Brief:
For the data below, work out how many lines contain the word "你是哪里人" and supply only that number.

Stored records:
################

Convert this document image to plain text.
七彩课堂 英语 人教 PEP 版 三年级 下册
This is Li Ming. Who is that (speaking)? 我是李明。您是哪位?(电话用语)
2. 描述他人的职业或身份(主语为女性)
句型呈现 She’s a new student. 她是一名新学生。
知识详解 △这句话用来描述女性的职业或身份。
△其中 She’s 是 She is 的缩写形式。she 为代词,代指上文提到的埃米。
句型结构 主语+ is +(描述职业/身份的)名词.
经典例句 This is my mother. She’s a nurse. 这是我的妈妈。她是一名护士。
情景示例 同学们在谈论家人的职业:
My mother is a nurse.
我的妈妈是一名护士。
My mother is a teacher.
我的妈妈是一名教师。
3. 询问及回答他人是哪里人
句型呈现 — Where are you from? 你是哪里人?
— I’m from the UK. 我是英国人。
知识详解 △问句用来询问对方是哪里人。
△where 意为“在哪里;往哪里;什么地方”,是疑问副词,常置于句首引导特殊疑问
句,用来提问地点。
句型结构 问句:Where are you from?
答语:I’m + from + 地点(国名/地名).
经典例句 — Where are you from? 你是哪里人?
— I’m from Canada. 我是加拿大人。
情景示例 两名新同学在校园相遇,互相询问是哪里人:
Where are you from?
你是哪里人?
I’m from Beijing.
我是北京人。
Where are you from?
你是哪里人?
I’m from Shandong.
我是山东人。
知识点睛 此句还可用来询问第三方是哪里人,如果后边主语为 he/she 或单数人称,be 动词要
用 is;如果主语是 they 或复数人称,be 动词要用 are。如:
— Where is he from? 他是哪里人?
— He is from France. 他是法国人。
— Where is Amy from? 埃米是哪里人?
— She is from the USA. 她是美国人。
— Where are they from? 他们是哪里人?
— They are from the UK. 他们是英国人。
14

################

Written solution:
4